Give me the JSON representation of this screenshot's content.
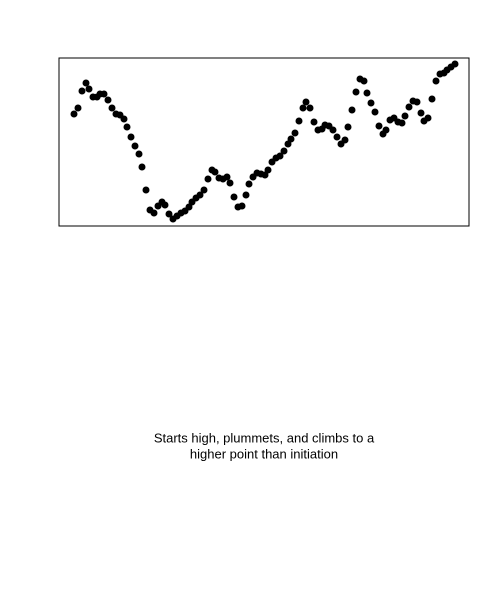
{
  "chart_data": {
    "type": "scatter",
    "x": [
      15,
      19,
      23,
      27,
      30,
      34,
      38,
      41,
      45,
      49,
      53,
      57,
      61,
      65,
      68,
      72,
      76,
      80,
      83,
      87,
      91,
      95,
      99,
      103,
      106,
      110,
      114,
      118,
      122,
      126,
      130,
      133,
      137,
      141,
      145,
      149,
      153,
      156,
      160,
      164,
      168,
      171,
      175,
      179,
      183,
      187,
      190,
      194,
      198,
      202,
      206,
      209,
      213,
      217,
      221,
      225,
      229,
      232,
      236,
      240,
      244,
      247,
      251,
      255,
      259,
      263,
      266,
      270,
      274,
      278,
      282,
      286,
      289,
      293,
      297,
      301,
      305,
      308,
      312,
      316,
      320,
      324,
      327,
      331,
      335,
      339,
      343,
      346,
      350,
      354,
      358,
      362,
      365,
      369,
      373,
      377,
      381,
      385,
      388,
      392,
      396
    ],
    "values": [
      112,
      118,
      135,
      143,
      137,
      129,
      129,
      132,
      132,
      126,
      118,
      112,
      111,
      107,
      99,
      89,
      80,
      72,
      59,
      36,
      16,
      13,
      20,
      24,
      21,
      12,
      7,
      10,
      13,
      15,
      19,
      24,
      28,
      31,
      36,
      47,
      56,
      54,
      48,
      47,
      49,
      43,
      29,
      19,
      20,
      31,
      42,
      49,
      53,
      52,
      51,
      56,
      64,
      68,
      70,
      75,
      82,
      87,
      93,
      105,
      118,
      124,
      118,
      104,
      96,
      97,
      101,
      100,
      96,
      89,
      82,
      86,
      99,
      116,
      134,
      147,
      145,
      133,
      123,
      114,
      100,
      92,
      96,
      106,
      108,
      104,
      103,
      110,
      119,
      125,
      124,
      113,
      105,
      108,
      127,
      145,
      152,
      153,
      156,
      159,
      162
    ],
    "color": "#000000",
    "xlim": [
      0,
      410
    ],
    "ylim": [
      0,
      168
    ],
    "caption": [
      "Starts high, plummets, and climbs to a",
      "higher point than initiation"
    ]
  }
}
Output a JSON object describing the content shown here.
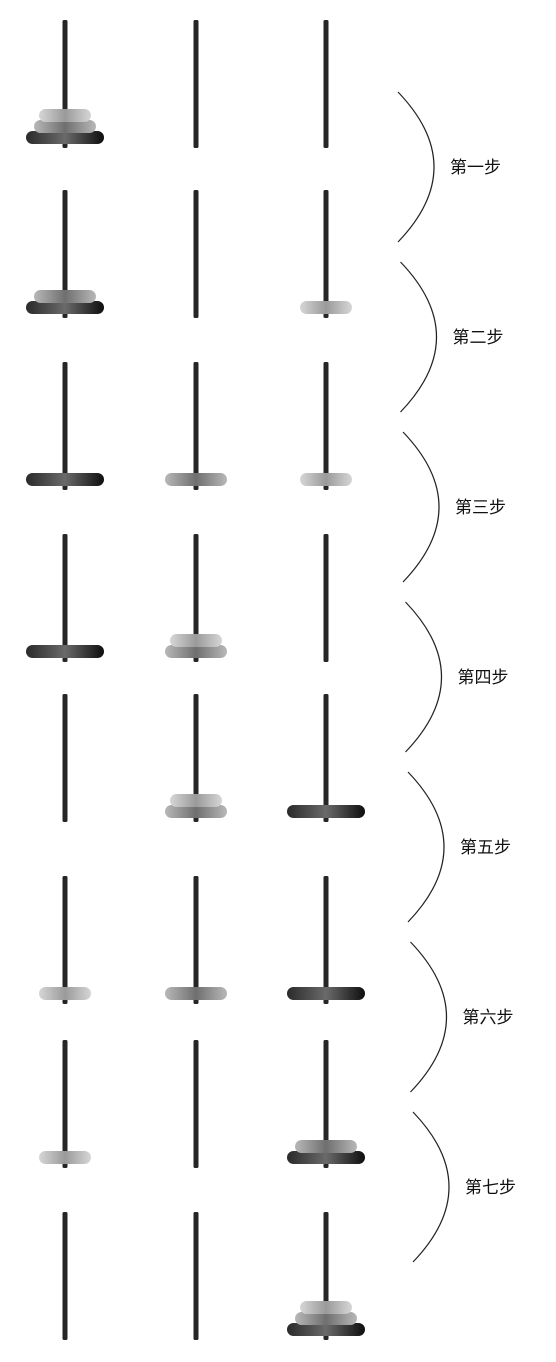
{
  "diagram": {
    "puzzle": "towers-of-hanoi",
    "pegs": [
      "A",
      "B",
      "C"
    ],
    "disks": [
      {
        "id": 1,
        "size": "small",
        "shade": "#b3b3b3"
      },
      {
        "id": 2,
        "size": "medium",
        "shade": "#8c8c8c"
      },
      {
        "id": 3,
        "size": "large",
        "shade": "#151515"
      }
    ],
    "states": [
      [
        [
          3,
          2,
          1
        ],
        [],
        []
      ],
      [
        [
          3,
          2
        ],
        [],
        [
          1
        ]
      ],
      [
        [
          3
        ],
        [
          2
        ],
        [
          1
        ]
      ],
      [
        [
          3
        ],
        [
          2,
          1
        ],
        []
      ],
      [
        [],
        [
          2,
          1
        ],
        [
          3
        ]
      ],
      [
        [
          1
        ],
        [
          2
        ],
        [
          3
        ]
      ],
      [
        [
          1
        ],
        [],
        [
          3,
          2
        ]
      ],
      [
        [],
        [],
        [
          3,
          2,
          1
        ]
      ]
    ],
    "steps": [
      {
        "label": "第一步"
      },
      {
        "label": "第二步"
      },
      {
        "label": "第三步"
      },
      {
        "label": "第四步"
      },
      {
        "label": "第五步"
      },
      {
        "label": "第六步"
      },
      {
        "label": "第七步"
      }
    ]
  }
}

☆ ☆ ☆ ☆ ☆ ☆ ☆

* _Task objective_:
Lines holding the word "JSON" in the entries above are the ones to pull out. Copy them all.

* _Task answer_:
Give me the JSON representation of this screenshot's content.
Output a JSON object describing the content shown here.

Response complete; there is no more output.